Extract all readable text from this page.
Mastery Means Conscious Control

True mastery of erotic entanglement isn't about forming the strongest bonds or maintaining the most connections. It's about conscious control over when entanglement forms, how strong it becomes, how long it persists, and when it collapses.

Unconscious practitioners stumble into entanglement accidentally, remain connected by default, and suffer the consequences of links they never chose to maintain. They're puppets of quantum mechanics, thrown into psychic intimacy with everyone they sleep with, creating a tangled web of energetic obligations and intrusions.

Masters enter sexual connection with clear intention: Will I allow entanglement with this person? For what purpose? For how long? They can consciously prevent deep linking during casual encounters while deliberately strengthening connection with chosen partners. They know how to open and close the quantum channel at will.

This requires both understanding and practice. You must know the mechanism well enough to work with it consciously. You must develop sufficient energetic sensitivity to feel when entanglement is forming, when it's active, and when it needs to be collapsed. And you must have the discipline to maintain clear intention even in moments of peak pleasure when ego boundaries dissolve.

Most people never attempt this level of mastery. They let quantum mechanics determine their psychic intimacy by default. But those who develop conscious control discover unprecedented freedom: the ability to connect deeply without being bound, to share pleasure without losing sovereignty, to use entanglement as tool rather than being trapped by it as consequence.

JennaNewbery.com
━━━━━━━━━━
Goal of the exercise:
Write out every entry word for word.

The answer:
Extract all readable text from this page.
Mastery Means Conscious Control

True mastery of erotic entanglement isn't about forming the strongest bonds or maintaining the most connections. It's about conscious control over when entanglement forms, how strong it becomes, how long it persists, and when it collapses.

Unconscious practitioners stumble into entanglement accidentally, remain connected by default, and suffer the consequences of links they never chose to maintain. They're puppets of quantum mechanics, thrown into psychic intimacy with everyone they sleep with, creating a tangled web of energetic obligations and intrusions.

Masters enter sexual connection with clear intention: Will I allow entanglement with this person? For what purpose? For how long? They can consciously prevent deep linking during casual encounters while deliberately strengthening connection with chosen partners. They know how to open and close the quantum channel at will.

This requires both understanding and practice. You must know the mechanism well enough to work with it consciously. You must develop sufficient energetic sensitivity to feel when entanglement is forming, when it's active, and when it needs to be collapsed. And you must have the discipline to maintain clear intention even in moments of peak pleasure when ego boundaries dissolve.

Most people never attempt this level of mastery. They let quantum mechanics determine their psychic intimacy by default. But those who develop conscious control discover unprecedented freedom: the ability to connect deeply without being bound, to share pleasure without losing sovereignty, to use entanglement as tool rather than being trapped by it as consequence.

JennaNewbery.com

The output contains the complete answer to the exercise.